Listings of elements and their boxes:

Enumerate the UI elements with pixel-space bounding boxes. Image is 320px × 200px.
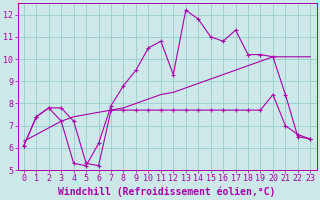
- X-axis label: Windchill (Refroidissement éolien,°C): Windchill (Refroidissement éolien,°C): [58, 186, 276, 197]
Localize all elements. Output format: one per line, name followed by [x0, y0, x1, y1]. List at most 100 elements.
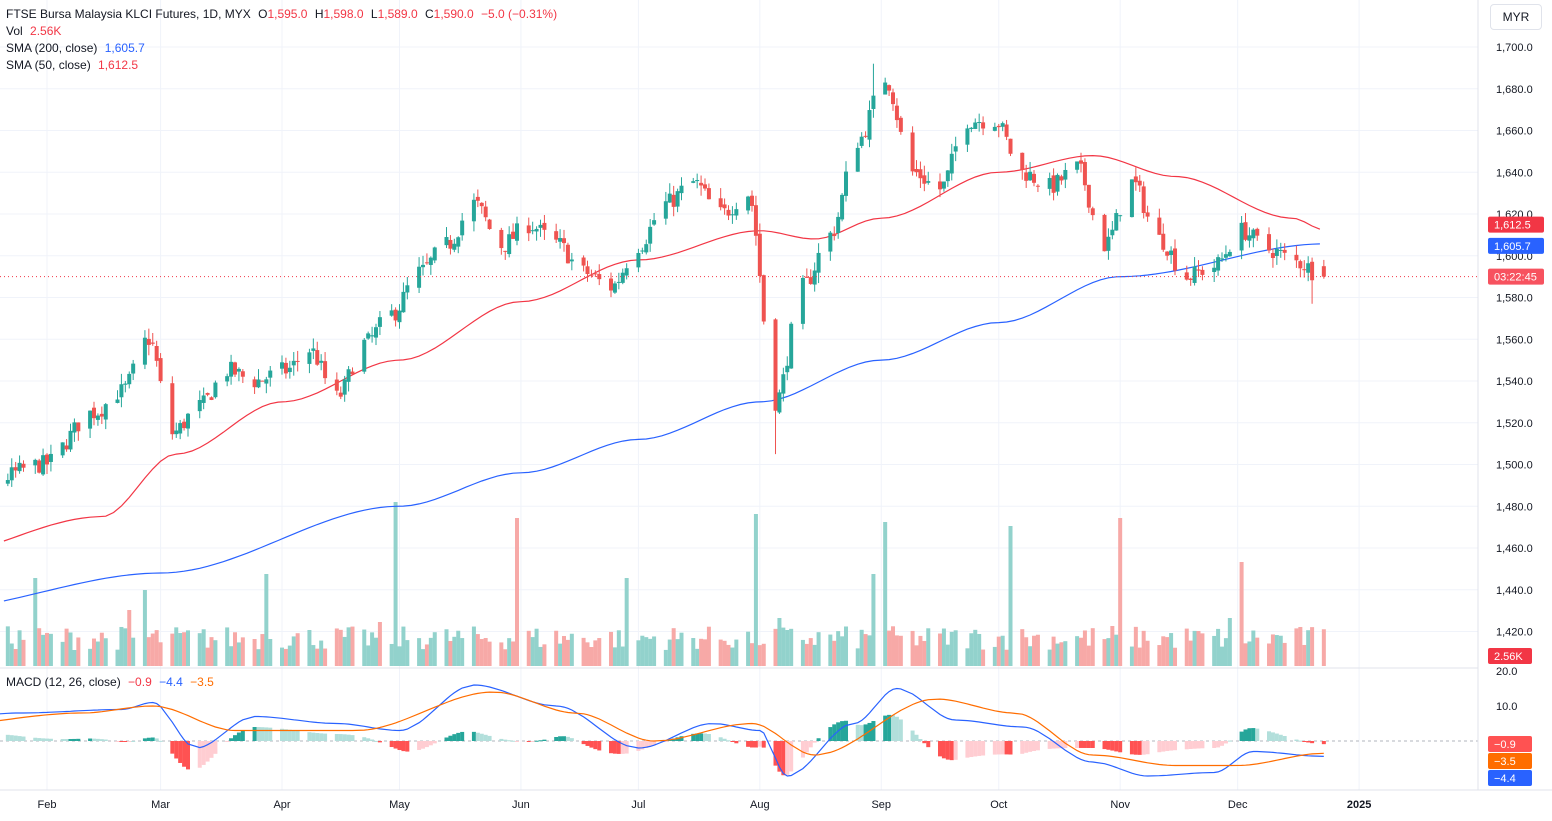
volume-bar	[397, 646, 402, 666]
volume-bar	[585, 642, 590, 666]
candle-body	[456, 237, 461, 247]
candle-body	[123, 383, 128, 385]
macd-histogram-bar	[785, 741, 790, 775]
volume-bar	[1047, 649, 1052, 666]
volume-bar	[283, 648, 288, 666]
volume-bar	[863, 634, 868, 666]
macd-histogram-bar	[236, 732, 241, 741]
volume-bar	[334, 628, 339, 666]
macd-histogram-bar	[170, 741, 175, 754]
volume-bar	[1169, 633, 1174, 666]
volume-bar	[1000, 635, 1005, 666]
macd-histogram-bar	[914, 734, 919, 741]
candle-body	[1239, 222, 1244, 251]
candle-body	[526, 225, 531, 234]
macd-histogram-bar	[417, 741, 422, 750]
candle-body	[1145, 212, 1150, 217]
macd-histogram-bar	[99, 739, 104, 741]
candle-body	[287, 367, 292, 373]
candle-body	[644, 244, 649, 253]
price-tick-label: 1,520.0	[1496, 418, 1533, 430]
macd-histogram-bar	[444, 737, 449, 741]
macd-histogram-bar	[456, 732, 461, 741]
macd-histogram-bar	[1004, 741, 1009, 755]
candle-body	[1157, 217, 1162, 235]
candle-body	[789, 323, 794, 369]
macd-histogram-bar	[1161, 741, 1166, 752]
macd-histogram-bar	[471, 731, 476, 741]
macd-histogram-bar	[1255, 728, 1260, 741]
candle-body	[703, 184, 708, 189]
macd-histogram-bar	[965, 741, 970, 758]
candle-body	[781, 374, 786, 394]
macd-histogram-bar	[240, 730, 245, 741]
volume-bar	[1102, 639, 1107, 666]
candle-body	[127, 373, 132, 385]
macd-histogram-bar	[115, 741, 120, 742]
volume-bar	[1255, 637, 1260, 666]
candle-body	[816, 252, 821, 273]
volume-bar	[471, 626, 476, 666]
macd-histogram-bar	[1169, 741, 1174, 751]
macd-histogram-bar	[640, 741, 645, 750]
currency-button[interactable]: MYR	[1490, 4, 1542, 30]
volume-bar	[428, 637, 433, 666]
sma200-legend-value: 1,605.7	[104, 41, 145, 55]
candle-body	[342, 379, 347, 395]
macd-histogram-bar	[1047, 741, 1052, 749]
macd-histogram-bar	[229, 738, 234, 741]
volume-bar	[287, 645, 292, 666]
candle-body	[1200, 269, 1205, 275]
volume-bar	[1059, 642, 1064, 666]
candle-body	[280, 362, 285, 369]
candle-body	[307, 352, 312, 364]
volume-bar	[76, 637, 81, 666]
macd-histogram-bar	[652, 741, 657, 746]
candle-body	[1196, 269, 1201, 271]
candle-body	[562, 238, 567, 244]
candle-body	[1110, 229, 1115, 236]
volume-bar	[671, 628, 676, 666]
macd-histogram-bar	[808, 741, 813, 748]
candle-body	[718, 198, 723, 208]
macd-histogram-bar	[256, 727, 261, 741]
macd-histogram-bar	[21, 736, 26, 741]
volume-bar	[832, 640, 837, 666]
candle-body	[840, 194, 845, 220]
macd-histogram-bar	[103, 739, 108, 741]
volume-bar	[1270, 634, 1275, 666]
volume-bar	[1020, 629, 1025, 666]
macd-histogram-bar	[1133, 741, 1138, 755]
volume-bar	[158, 642, 163, 666]
candle-body	[366, 333, 371, 339]
candle-body	[1004, 124, 1009, 137]
candle-body	[225, 376, 230, 382]
volume-bar	[1184, 628, 1189, 666]
macd-histogram-bar	[131, 740, 136, 742]
macd-histogram-bar	[526, 741, 531, 742]
candle-body	[1090, 208, 1095, 216]
macd-histogram-bar	[1212, 741, 1217, 748]
candle-body	[5, 480, 10, 484]
candle-body	[515, 223, 520, 241]
volume-bar	[1114, 634, 1119, 666]
volume-bar	[616, 630, 621, 666]
price-tick-label: 1,700.0	[1496, 42, 1533, 54]
macd-histogram-bar	[72, 738, 77, 741]
volume-bar	[1118, 518, 1123, 666]
macd-histogram-bar	[938, 741, 943, 757]
candle-body	[1129, 179, 1134, 218]
macd-histogram-bar	[393, 741, 398, 749]
volume-bar	[871, 574, 876, 666]
volume-bar	[761, 643, 766, 666]
volume-bar	[597, 638, 602, 666]
candle-body	[1310, 261, 1315, 281]
volume-bar	[48, 633, 53, 666]
macd-histogram-bar	[260, 727, 265, 741]
candle-body	[624, 268, 629, 276]
macd-histogram-bar	[150, 737, 155, 741]
candle-body	[671, 194, 676, 207]
macd-histogram-bar	[475, 732, 480, 741]
macd-histogram-bar	[377, 741, 382, 743]
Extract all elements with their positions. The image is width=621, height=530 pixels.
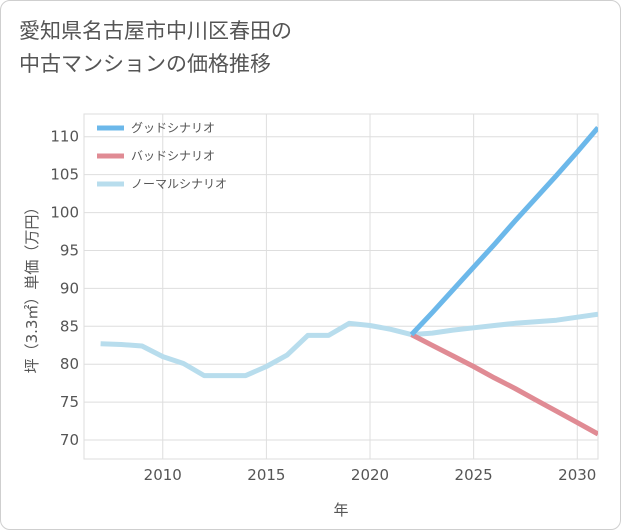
y-tick-label: 110 (50, 128, 79, 146)
y-axis-label: 坪（3.3㎡）単価（万円） (23, 200, 41, 374)
y-tick-label: 95 (60, 241, 79, 259)
x-tick-label: 2010 (144, 466, 182, 484)
chart-title-line-2: 中古マンションの価格推移 (19, 52, 271, 76)
legend-label-1: バッドシナリオ (131, 149, 215, 163)
legend-label-0: グッドシナリオ (131, 121, 215, 135)
y-tick-label: 70 (60, 431, 79, 449)
y-tick-label: 100 (50, 204, 79, 222)
x-tick-label: 2020 (351, 466, 389, 484)
grid (83, 113, 599, 460)
chart-title: 愛知県名古屋市中川区春田の 中古マンションの価格推移 (19, 15, 292, 81)
tick-labels: 70 75 80 85 90 95 100 105 110 2010 2015 2020 2025 203… (50, 128, 596, 484)
chart-title-line-1: 愛知県名古屋市中川区春田の (19, 19, 292, 43)
series-lines (100, 125, 598, 437)
x-tick-label: 2015 (247, 466, 285, 484)
series-line-1 (410, 332, 598, 437)
y-tick-label: 80 (60, 355, 79, 373)
series-line-2 (100, 311, 598, 379)
x-tick-label: 2025 (455, 466, 493, 484)
plot-frame (83, 113, 599, 460)
series-line-0 (409, 125, 598, 337)
x-tick-label: 2030 (558, 466, 596, 484)
y-tick-label: 85 (60, 317, 79, 335)
x-axis-label: 年 (333, 501, 348, 519)
legend-label-2: ノーマルシナリオ (131, 177, 227, 191)
y-tick-label: 105 (50, 166, 79, 184)
y-tick-label: 90 (60, 279, 79, 297)
y-tick-label: 75 (60, 393, 79, 411)
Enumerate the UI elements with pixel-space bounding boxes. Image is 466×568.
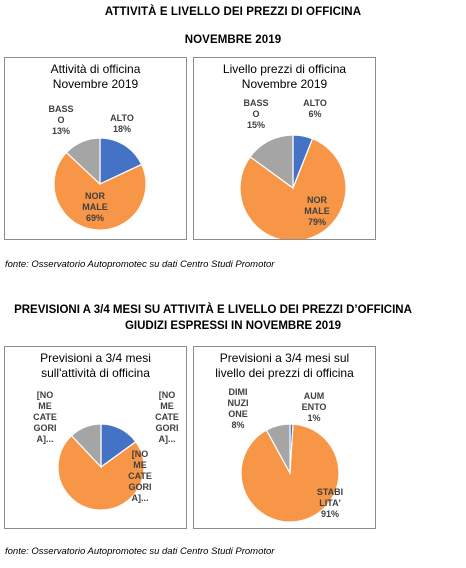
pie-slice (53, 151, 147, 231)
slice-label: STABI LITA' 91% (317, 487, 343, 519)
source-note-2: fonte: Osservatorio Autopromotec su dati… (5, 546, 275, 557)
pie-chart: [NO ME CATE GORI A]...[NO ME CATE GORI A]...[NO M… (33, 390, 179, 511)
chart-panel-previsioni-prezzi: Previsioni a 3/4 mesi sul livello dei pre… (193, 346, 376, 529)
slice-label: ALTO 18% (110, 113, 134, 134)
pie-slice (57, 434, 145, 511)
chart-title-line: Novembre 2019 (52, 77, 139, 91)
pie-chart: ALTO 6% NOR MALE 79% BASS O 15% (239, 98, 347, 239)
slice-label: ALTO 6% (303, 98, 327, 119)
pie-chart: AUM ENTO 1% STABI LITA' 91% DIMI NUZI ONE 8% (228, 387, 343, 523)
slice-label: BASS O 13% (48, 104, 73, 136)
section1-title: ATTIVITÀ E LIVELLO DEI PREZZI DI OFFICIN… (104, 6, 362, 18)
chart-panel-prezzi: Livello prezzi di officina Novembre 2019 A… (193, 57, 376, 240)
slice-label: BASS O 15% (243, 98, 268, 130)
slice-label: [NO ME CATE GORI A]... (128, 449, 152, 503)
source-note-1: fonte: Osservatorio Autopromotec su dati… (5, 259, 275, 270)
chart-panel-previsioni-attivita: Previsioni a 3/4 mesi sull'attività di of… (4, 346, 187, 529)
pie-slice (265, 423, 291, 474)
pie-slice (99, 137, 143, 185)
section1-subtitle: NOVEMBRE 2019 (184, 34, 282, 46)
pie-slice (65, 137, 101, 186)
slice-label: [NO ME CATE GORI A]... (155, 390, 179, 444)
chart-title-line: Attività di officina (50, 62, 141, 76)
pie-slice (70, 423, 102, 469)
chart-title-line: sull'attività di officina (41, 366, 150, 380)
chart-title-line: Previsioni a 3/4 mesi sul (219, 351, 350, 365)
slice-label: NOR MALE 79% (304, 195, 330, 227)
chart-panel-attivita: Attività di officina Novembre 2019 ALTO 18%… (4, 57, 187, 240)
slice-label: DIMI NUZI ONE 8% (228, 387, 249, 430)
chart-title-line: livello dei prezzi di officina (215, 366, 354, 380)
section2-subtitle: GIUDIZI ESPRESSI IN NOVEMBRE 2019 (124, 320, 341, 332)
slice-label: NOR MALE 69% (82, 191, 108, 223)
pie-slice (249, 134, 294, 190)
section2-title: PREVISIONI A 3/4 MESI SU ATTIVITÀ E LIVE… (14, 304, 412, 316)
chart-title-line: Livello prezzi di officina (222, 62, 347, 76)
pie-slice (239, 137, 347, 239)
pie-chart: ALTO 18% NOR MALE 69% BASS O 13% (48, 104, 147, 231)
slice-label: AUM ENTO 1% (302, 391, 327, 423)
chart-title-line: Novembre 2019 (241, 77, 328, 91)
chart-title-line: Previsioni a 3/4 mesi (40, 351, 151, 365)
slice-label: [NO ME CATE GORI A]... (33, 390, 57, 444)
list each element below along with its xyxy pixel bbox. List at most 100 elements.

Written problem
Copy out the records word for word, from their first line through the line holding "Localize all elements.", both included, and omit the pictures.

Exercise result
Enumerate the UI elements with pixel-space bounding boxes. Image is 320px × 200px.
- X-axis label: Windchill (Refroidissement éolien,°C): Windchill (Refroidissement éolien,°C): [58, 186, 276, 197]
Localize all elements. Output format: one per line, name followed by [x0, y0, x1, y1]. List at most 100 elements.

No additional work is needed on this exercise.